Saved data entries
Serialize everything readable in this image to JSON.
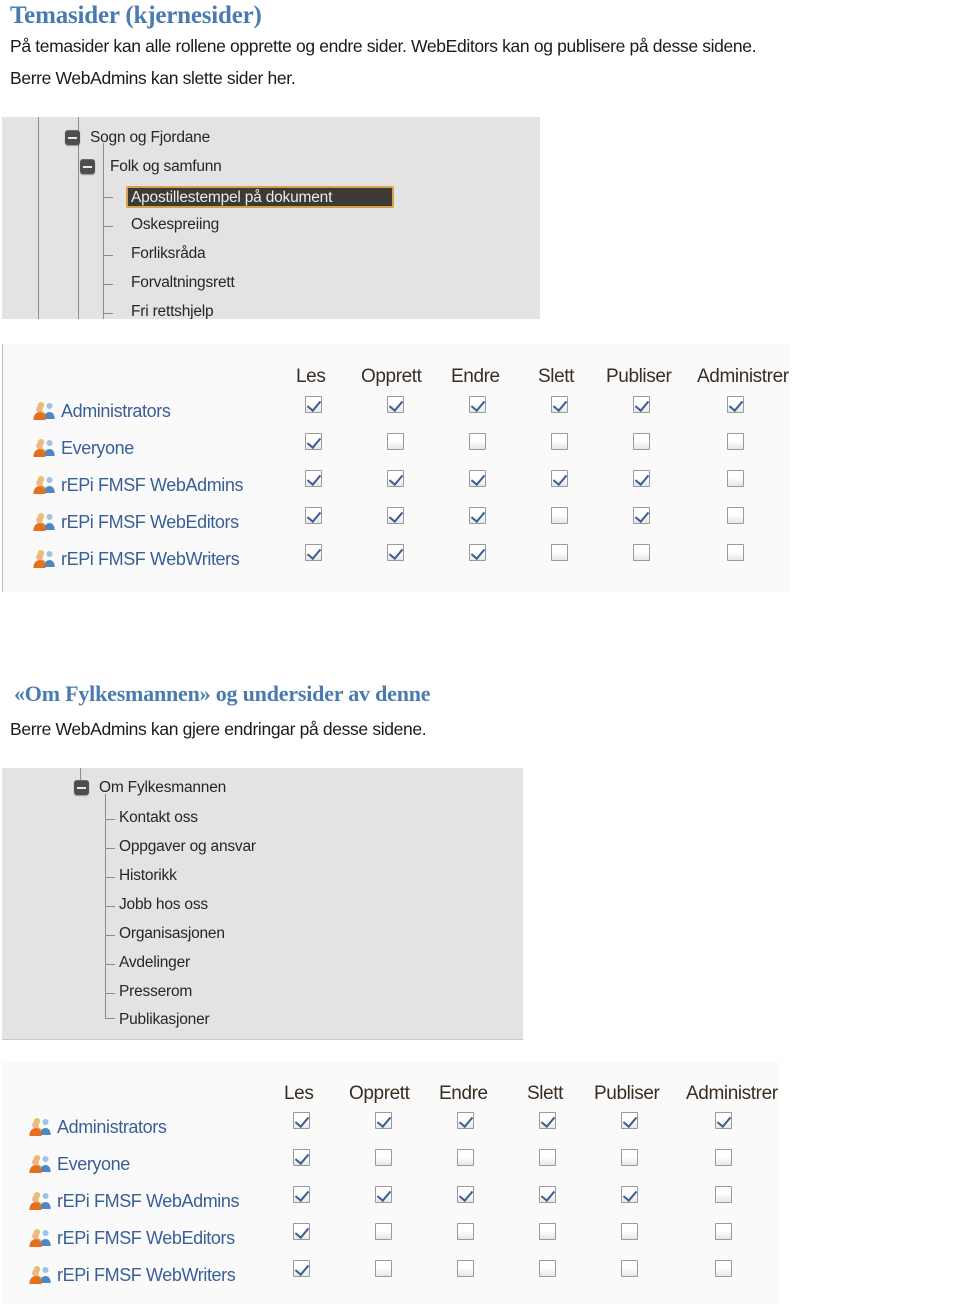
{
  "document": {
    "sections": [
      {
        "heading": "Temasider (kjernesider)",
        "paragraphs": [
          "På temasider kan alle rollene opprette og endre sider. WebEditors kan og publisere på desse sidene.",
          "Berre WebAdmins kan slette sider her."
        ]
      },
      {
        "heading": "«Om Fylkesmannen» og undersider av denne",
        "paragraphs": [
          "Berre WebAdmins kan gjere endringar på desse sidene."
        ]
      }
    ]
  },
  "colors": {
    "heading": "#4a7bb0",
    "body_text": "#1b1b1b",
    "tree_background": "#e3e3e3",
    "table_background": "#fafafa",
    "selection_background": "#3d3a36",
    "selection_border": "#d4a24a",
    "group_label": "#3a5f96",
    "checkbox_check": "#3c5d93"
  },
  "tree_1": {
    "nodes": [
      {
        "label": "Sogn og Fjordane",
        "depth": 0,
        "expander": "collapse-minus",
        "selected": false
      },
      {
        "label": "Folk og samfunn",
        "depth": 1,
        "expander": "collapse-minus",
        "selected": false
      },
      {
        "label": "Apostillestempel på dokument",
        "depth": 2,
        "expander": "none",
        "selected": true
      },
      {
        "label": "Oskespreiing",
        "depth": 2,
        "expander": "none",
        "selected": false
      },
      {
        "label": "Forliksråda",
        "depth": 2,
        "expander": "none",
        "selected": false
      },
      {
        "label": "Forvaltningsrett",
        "depth": 2,
        "expander": "none",
        "selected": false
      },
      {
        "label": "Fri rettshjelp",
        "depth": 2,
        "expander": "none",
        "selected": false
      }
    ]
  },
  "tree_2": {
    "nodes": [
      {
        "label": "Om Fylkesmannen",
        "depth": 0,
        "expander": "collapse-minus",
        "selected": false
      },
      {
        "label": "Kontakt oss",
        "depth": 1,
        "expander": "none",
        "selected": false
      },
      {
        "label": "Oppgaver og ansvar",
        "depth": 1,
        "expander": "none",
        "selected": false
      },
      {
        "label": "Historikk",
        "depth": 1,
        "expander": "none",
        "selected": false
      },
      {
        "label": "Jobb hos oss",
        "depth": 1,
        "expander": "none",
        "selected": false
      },
      {
        "label": "Organisasjonen",
        "depth": 1,
        "expander": "none",
        "selected": false
      },
      {
        "label": "Avdelinger",
        "depth": 1,
        "expander": "none",
        "selected": false
      },
      {
        "label": "Presserom",
        "depth": 1,
        "expander": "none",
        "selected": false
      },
      {
        "label": "Publikasjoner",
        "depth": 1,
        "expander": "none",
        "selected": false
      }
    ]
  },
  "permission_table_1": {
    "columns": [
      "Les",
      "Opprett",
      "Endre",
      "Slett",
      "Publiser",
      "Administrer"
    ],
    "rows": [
      {
        "group": "Administrators",
        "icon": "user-group-icon",
        "values": [
          true,
          true,
          true,
          true,
          true,
          true
        ]
      },
      {
        "group": "Everyone",
        "icon": "user-group-icon",
        "values": [
          true,
          false,
          false,
          false,
          false,
          false
        ]
      },
      {
        "group": "rEPi FMSF WebAdmins",
        "icon": "user-group-icon",
        "values": [
          true,
          true,
          true,
          true,
          true,
          false
        ]
      },
      {
        "group": "rEPi FMSF WebEditors",
        "icon": "user-group-icon",
        "values": [
          true,
          true,
          true,
          false,
          true,
          false
        ]
      },
      {
        "group": "rEPi FMSF WebWriters",
        "icon": "user-group-icon",
        "values": [
          true,
          true,
          true,
          false,
          false,
          false
        ]
      }
    ]
  },
  "permission_table_2": {
    "columns": [
      "Les",
      "Opprett",
      "Endre",
      "Slett",
      "Publiser",
      "Administrer"
    ],
    "rows": [
      {
        "group": "Administrators",
        "icon": "user-group-icon",
        "values": [
          true,
          true,
          true,
          true,
          true,
          true
        ]
      },
      {
        "group": "Everyone",
        "icon": "user-group-icon",
        "values": [
          true,
          false,
          false,
          false,
          false,
          false
        ]
      },
      {
        "group": "rEPi FMSF WebAdmins",
        "icon": "user-group-icon",
        "values": [
          true,
          true,
          true,
          true,
          true,
          false
        ]
      },
      {
        "group": "rEPi FMSF WebEditors",
        "icon": "user-group-icon",
        "values": [
          true,
          false,
          false,
          false,
          false,
          false
        ]
      },
      {
        "group": "rEPi FMSF WebWriters",
        "icon": "user-group-icon",
        "values": [
          true,
          false,
          false,
          false,
          false,
          false
        ]
      }
    ]
  }
}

** Task goal **
Print the whole listing above once more, word for word, without its pictures.

** Task solution **
Serialize everything readable in this image to JSON.
{
  "document": {
    "sections": [
      {
        "heading": "Temasider (kjernesider)",
        "paragraphs": [
          "På temasider kan alle rollene opprette og endre sider. WebEditors kan og publisere på desse sidene.",
          "Berre WebAdmins kan slette sider her."
        ]
      },
      {
        "heading": "«Om Fylkesmannen» og undersider av denne",
        "paragraphs": [
          "Berre WebAdmins kan gjere endringar på desse sidene."
        ]
      }
    ]
  },
  "colors": {
    "heading": "#4a7bb0",
    "body_text": "#1b1b1b",
    "tree_background": "#e3e3e3",
    "table_background": "#fafafa",
    "selection_background": "#3d3a36",
    "selection_border": "#d4a24a",
    "group_label": "#3a5f96",
    "checkbox_check": "#3c5d93"
  },
  "tree_1": {
    "nodes": [
      {
        "label": "Sogn og Fjordane",
        "depth": 0,
        "expander": "collapse-minus",
        "selected": false
      },
      {
        "label": "Folk og samfunn",
        "depth": 1,
        "expander": "collapse-minus",
        "selected": false
      },
      {
        "label": "Apostillestempel på dokument",
        "depth": 2,
        "expander": "none",
        "selected": true
      },
      {
        "label": "Oskespreiing",
        "depth": 2,
        "expander": "none",
        "selected": false
      },
      {
        "label": "Forliksråda",
        "depth": 2,
        "expander": "none",
        "selected": false
      },
      {
        "label": "Forvaltningsrett",
        "depth": 2,
        "expander": "none",
        "selected": false
      },
      {
        "label": "Fri rettshjelp",
        "depth": 2,
        "expander": "none",
        "selected": false
      }
    ]
  },
  "tree_2": {
    "nodes": [
      {
        "label": "Om Fylkesmannen",
        "depth": 0,
        "expander": "collapse-minus",
        "selected": false
      },
      {
        "label": "Kontakt oss",
        "depth": 1,
        "expander": "none",
        "selected": false
      },
      {
        "label": "Oppgaver og ansvar",
        "depth": 1,
        "expander": "none",
        "selected": false
      },
      {
        "label": "Historikk",
        "depth": 1,
        "expander": "none",
        "selected": false
      },
      {
        "label": "Jobb hos oss",
        "depth": 1,
        "expander": "none",
        "selected": false
      },
      {
        "label": "Organisasjonen",
        "depth": 1,
        "expander": "none",
        "selected": false
      },
      {
        "label": "Avdelinger",
        "depth": 1,
        "expander": "none",
        "selected": false
      },
      {
        "label": "Presserom",
        "depth": 1,
        "expander": "none",
        "selected": false
      },
      {
        "label": "Publikasjoner",
        "depth": 1,
        "expander": "none",
        "selected": false
      }
    ]
  },
  "permission_table_1": {
    "columns": [
      "Les",
      "Opprett",
      "Endre",
      "Slett",
      "Publiser",
      "Administrer"
    ],
    "rows": [
      {
        "group": "Administrators",
        "icon": "user-group-icon",
        "values": [
          true,
          true,
          true,
          true,
          true,
          true
        ]
      },
      {
        "group": "Everyone",
        "icon": "user-group-icon",
        "values": [
          true,
          false,
          false,
          false,
          false,
          false
        ]
      },
      {
        "group": "rEPi FMSF WebAdmins",
        "icon": "user-group-icon",
        "values": [
          true,
          true,
          true,
          true,
          true,
          false
        ]
      },
      {
        "group": "rEPi FMSF WebEditors",
        "icon": "user-group-icon",
        "values": [
          true,
          true,
          true,
          false,
          true,
          false
        ]
      },
      {
        "group": "rEPi FMSF WebWriters",
        "icon": "user-group-icon",
        "values": [
          true,
          true,
          true,
          false,
          false,
          false
        ]
      }
    ]
  },
  "permission_table_2": {
    "columns": [
      "Les",
      "Opprett",
      "Endre",
      "Slett",
      "Publiser",
      "Administrer"
    ],
    "rows": [
      {
        "group": "Administrators",
        "icon": "user-group-icon",
        "values": [
          true,
          true,
          true,
          true,
          true,
          true
        ]
      },
      {
        "group": "Everyone",
        "icon": "user-group-icon",
        "values": [
          true,
          false,
          false,
          false,
          false,
          false
        ]
      },
      {
        "group": "rEPi FMSF WebAdmins",
        "icon": "user-group-icon",
        "values": [
          true,
          true,
          true,
          true,
          true,
          false
        ]
      },
      {
        "group": "rEPi FMSF WebEditors",
        "icon": "user-group-icon",
        "values": [
          true,
          false,
          false,
          false,
          false,
          false
        ]
      },
      {
        "group": "rEPi FMSF WebWriters",
        "icon": "user-group-icon",
        "values": [
          true,
          false,
          false,
          false,
          false,
          false
        ]
      }
    ]
  }
}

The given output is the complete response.